— BEGIN —
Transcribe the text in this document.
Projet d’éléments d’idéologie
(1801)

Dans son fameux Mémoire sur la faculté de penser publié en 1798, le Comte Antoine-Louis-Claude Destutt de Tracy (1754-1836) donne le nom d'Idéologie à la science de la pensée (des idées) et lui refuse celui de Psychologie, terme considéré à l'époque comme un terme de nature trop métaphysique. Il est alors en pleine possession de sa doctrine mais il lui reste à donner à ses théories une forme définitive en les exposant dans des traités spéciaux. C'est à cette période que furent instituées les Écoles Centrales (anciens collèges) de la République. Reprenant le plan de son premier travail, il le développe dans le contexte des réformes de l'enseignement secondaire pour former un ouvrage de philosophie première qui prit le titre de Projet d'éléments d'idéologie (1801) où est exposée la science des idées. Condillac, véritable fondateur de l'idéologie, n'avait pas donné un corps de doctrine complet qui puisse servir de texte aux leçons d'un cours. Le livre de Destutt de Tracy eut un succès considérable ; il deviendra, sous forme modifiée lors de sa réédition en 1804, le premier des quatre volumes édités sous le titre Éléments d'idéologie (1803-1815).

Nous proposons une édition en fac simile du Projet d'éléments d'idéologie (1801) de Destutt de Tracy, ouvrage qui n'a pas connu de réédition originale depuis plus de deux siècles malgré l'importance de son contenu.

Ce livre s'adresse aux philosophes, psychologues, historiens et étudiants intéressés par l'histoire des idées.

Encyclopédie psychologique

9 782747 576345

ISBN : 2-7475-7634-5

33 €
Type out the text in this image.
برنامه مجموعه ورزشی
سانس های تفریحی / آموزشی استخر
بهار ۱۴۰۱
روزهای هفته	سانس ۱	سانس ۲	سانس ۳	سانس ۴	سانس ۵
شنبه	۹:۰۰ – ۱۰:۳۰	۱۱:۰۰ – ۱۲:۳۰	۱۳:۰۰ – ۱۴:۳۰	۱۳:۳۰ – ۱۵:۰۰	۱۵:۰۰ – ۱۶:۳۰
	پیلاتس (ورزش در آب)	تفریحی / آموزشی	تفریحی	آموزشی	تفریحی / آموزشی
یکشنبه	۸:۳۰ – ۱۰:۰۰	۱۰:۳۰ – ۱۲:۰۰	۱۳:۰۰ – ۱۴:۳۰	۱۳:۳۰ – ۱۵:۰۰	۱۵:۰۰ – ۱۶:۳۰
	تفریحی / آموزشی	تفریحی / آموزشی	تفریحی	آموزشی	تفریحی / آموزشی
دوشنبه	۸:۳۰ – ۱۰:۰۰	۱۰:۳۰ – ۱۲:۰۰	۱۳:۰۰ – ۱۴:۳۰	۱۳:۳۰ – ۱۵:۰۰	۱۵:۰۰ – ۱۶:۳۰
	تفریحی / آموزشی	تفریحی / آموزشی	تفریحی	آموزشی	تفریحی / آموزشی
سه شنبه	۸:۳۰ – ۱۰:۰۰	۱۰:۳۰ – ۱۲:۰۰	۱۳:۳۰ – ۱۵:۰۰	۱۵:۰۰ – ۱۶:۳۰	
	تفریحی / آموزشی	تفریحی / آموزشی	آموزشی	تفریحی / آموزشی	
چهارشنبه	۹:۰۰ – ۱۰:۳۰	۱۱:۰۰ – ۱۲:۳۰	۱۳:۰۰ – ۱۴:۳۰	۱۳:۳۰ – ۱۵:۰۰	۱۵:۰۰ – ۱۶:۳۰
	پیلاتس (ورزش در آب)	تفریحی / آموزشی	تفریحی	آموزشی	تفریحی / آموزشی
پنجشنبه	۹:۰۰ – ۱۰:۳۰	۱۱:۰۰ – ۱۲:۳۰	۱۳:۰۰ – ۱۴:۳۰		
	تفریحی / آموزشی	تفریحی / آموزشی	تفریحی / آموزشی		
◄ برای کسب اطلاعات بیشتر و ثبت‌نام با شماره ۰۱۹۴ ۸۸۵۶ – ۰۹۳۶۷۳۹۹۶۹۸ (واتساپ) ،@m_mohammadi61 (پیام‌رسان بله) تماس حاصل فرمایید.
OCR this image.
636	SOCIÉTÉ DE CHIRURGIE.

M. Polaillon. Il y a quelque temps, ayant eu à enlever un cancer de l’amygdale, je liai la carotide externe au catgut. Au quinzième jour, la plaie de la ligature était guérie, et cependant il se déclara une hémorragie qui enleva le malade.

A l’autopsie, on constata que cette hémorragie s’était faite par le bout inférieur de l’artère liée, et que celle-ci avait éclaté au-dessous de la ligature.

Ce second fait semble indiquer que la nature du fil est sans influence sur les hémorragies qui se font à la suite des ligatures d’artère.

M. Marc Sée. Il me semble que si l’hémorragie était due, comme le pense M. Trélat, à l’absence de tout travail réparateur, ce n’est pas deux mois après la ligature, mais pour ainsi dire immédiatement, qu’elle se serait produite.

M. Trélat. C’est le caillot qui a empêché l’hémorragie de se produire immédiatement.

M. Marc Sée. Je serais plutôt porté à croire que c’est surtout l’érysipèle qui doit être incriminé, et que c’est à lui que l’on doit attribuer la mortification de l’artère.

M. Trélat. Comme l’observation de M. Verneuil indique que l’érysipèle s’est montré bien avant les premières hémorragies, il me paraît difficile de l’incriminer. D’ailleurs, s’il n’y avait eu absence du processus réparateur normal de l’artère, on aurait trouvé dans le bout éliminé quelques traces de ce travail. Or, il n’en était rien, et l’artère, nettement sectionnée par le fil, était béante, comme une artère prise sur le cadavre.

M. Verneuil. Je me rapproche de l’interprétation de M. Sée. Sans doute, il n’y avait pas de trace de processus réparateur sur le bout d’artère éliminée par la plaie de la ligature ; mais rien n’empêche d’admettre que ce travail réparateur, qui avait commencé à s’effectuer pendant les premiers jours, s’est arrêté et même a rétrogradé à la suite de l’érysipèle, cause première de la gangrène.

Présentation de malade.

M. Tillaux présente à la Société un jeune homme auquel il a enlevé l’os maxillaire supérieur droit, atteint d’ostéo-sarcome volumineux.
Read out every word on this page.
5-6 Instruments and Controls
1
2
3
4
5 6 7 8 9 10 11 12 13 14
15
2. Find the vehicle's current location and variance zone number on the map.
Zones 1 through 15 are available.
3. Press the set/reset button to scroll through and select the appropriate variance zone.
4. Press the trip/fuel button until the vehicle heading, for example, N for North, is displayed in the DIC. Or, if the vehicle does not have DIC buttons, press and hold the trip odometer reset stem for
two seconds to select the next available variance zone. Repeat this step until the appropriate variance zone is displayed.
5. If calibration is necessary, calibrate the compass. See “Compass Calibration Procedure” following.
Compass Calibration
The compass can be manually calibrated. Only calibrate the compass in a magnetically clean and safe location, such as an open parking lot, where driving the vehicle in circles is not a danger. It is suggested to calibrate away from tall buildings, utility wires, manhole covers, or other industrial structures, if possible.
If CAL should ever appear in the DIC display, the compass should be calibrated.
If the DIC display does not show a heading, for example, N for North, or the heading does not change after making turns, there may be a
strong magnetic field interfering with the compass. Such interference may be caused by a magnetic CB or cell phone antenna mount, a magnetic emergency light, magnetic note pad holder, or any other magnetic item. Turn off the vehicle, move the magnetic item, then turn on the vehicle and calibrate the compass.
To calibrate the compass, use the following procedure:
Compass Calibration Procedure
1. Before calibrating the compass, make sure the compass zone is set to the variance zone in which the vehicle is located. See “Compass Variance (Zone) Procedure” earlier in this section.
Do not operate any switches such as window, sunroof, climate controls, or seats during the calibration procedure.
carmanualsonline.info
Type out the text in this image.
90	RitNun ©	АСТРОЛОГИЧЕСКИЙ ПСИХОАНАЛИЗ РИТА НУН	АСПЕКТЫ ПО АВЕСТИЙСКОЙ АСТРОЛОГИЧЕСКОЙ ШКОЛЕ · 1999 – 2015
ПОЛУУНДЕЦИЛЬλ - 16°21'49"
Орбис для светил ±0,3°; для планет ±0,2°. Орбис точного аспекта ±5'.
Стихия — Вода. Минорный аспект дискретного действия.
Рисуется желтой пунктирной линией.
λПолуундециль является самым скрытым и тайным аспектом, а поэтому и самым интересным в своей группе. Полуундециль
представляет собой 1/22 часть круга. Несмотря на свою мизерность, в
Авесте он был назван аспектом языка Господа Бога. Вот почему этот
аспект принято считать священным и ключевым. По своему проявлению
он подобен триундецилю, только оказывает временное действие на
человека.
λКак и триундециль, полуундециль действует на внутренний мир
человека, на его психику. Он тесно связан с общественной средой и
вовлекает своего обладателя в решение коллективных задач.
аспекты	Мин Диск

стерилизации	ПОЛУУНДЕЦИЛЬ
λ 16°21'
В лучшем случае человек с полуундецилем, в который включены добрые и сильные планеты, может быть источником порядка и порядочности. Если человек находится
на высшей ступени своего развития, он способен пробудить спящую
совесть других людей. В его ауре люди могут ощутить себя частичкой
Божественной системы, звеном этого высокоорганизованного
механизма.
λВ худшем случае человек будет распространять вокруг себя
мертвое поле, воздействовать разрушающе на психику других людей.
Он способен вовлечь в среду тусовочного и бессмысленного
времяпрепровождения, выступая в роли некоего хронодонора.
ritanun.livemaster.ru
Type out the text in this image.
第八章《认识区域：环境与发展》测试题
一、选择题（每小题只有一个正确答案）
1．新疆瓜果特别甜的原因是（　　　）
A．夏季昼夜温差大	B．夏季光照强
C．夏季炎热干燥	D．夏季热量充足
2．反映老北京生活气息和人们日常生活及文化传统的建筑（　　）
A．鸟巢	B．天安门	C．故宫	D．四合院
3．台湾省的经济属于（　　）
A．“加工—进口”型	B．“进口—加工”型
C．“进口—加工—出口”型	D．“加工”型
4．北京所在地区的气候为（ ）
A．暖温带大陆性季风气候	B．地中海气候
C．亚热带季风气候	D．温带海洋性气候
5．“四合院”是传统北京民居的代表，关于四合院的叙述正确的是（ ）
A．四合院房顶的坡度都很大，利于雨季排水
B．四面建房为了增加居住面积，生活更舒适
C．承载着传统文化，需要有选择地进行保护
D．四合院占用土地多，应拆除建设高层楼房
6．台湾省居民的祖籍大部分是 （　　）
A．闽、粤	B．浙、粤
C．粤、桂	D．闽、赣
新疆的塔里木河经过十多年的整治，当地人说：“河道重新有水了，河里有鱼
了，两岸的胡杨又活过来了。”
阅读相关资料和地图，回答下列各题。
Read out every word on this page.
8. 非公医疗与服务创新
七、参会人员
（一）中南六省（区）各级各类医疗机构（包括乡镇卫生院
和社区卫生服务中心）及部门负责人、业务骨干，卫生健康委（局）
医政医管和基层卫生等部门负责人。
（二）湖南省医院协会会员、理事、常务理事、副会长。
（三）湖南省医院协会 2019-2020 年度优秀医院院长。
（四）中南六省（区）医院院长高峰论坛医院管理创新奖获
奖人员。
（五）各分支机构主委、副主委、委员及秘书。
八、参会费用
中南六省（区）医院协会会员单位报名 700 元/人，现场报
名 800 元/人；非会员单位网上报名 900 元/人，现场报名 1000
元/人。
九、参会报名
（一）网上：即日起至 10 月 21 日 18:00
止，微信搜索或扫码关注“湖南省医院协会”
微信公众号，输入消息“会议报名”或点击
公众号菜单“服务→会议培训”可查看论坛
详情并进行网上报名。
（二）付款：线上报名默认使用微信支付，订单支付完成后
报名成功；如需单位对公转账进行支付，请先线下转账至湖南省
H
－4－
— END —
[TO BE DONE]
Locate the lines above that contain "hémorragies" and copy them.

[REPLY]
Ce second fait semble indiquer que la nature du fil est sans influence sur les hémorragies qui se font à la suite des ligatures d’artère.
M. Trélat. Comme l’observation de M. Verneuil indique que l’érysipèle s’est montré bien avant les premières hémorragies, il me paraît difficile de l’incriminer. D’ailleurs, s’il n’y avait eu absence du processus réparateur normal de l’artère, on aurait trouvé dans le bout éliminé quelques traces de ce travail. Or, il n’en était rien, et l’artère, nettement sectionnée par le fil, était béante, comme une artère prise sur le cadavre.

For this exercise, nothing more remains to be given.